Task instructions
Reproduce the data below in full and exclude every picture.

The data
>>>>

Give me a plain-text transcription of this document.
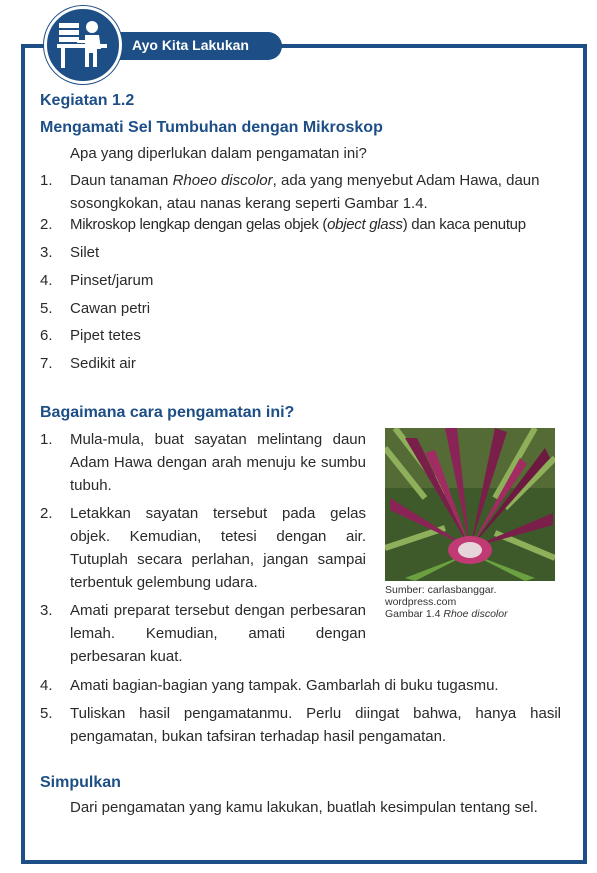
Ayo Kita Lakukan

Kegiatan 1.2

Mengamati Sel Tumbuhan dengan Mikroskop

Apa yang diperlukan dalam pengamatan ini?

1. Daun tanaman Rhoeo discolor, ada yang menyebut Adam Hawa, daun sosongkokan, atau nanas kerang seperti Gambar 1.4.
2. Mikroskop lengkap dengan gelas objek (object glass) dan kaca penutup
3. Silet
4. Pinset/jarum
5. Cawan petri
6. Pipet tetes
7. Sedikit air

Bagaimana cara pengamatan ini?

1. Mula-mula, buat sayatan melintang daun Adam Hawa dengan arah menuju ke sumbu tubuh.
2. Letakkan sayatan tersebut pada gelas objek. Kemudian, tetesi dengan air. Tutuplah secara perlahan, jangan sampai terbentuk gelembung udara.
3. Amati preparat tersebut dengan perbesaran lemah. Kemudian, amati dengan perbesaran kuat.
4. Amati bagian-bagian yang tampak. Gambarlah di buku tugasmu.
5. Tuliskan hasil pengamatanmu. Perlu diingat bahwa, hanya hasil pengamatan, bukan tafsiran terhadap hasil pengamatan.
Sumber: carlasbanggar. wordpress.com
Gambar 1.4 Rhoe discolor

Simpulkan

Dari pengamatan yang kamu lakukan, buatlah kesimpulan tentang sel.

<<<<

Problem solution
Give me a plain-text transcription of this document.
Ayo Kita Lakukan

Kegiatan 1.2

Mengamati Sel Tumbuhan dengan Mikroskop

Apa yang diperlukan dalam pengamatan ini?

1. Daun tanaman Rhoeo discolor, ada yang menyebut Adam Hawa, daun sosongkokan, atau nanas kerang seperti Gambar 1.4.
2. Mikroskop lengkap dengan gelas objek (object glass) dan kaca penutup
3. Silet
4. Pinset/jarum
5. Cawan petri
6. Pipet tetes
7. Sedikit air

Bagaimana cara pengamatan ini?

1. Mula-mula, buat sayatan melintang daun Adam Hawa dengan arah menuju ke sumbu tubuh.
2. Letakkan sayatan tersebut pada gelas objek. Kemudian, tetesi dengan air. Tutuplah secara perlahan, jangan sampai terbentuk gelembung udara.
3. Amati preparat tersebut dengan perbesaran lemah. Kemudian, amati dengan perbesaran kuat.
4. Amati bagian-bagian yang tampak. Gambarlah di buku tugasmu.
5. Tuliskan hasil pengamatanmu. Perlu diingat bahwa, hanya hasil pengamatan, bukan tafsiran terhadap hasil pengamatan.
Sumber: carlasbanggar. wordpress.com
Gambar 1.4 Rhoe discolor

Simpulkan

Dari pengamatan yang kamu lakukan, buatlah kesimpulan tentang sel.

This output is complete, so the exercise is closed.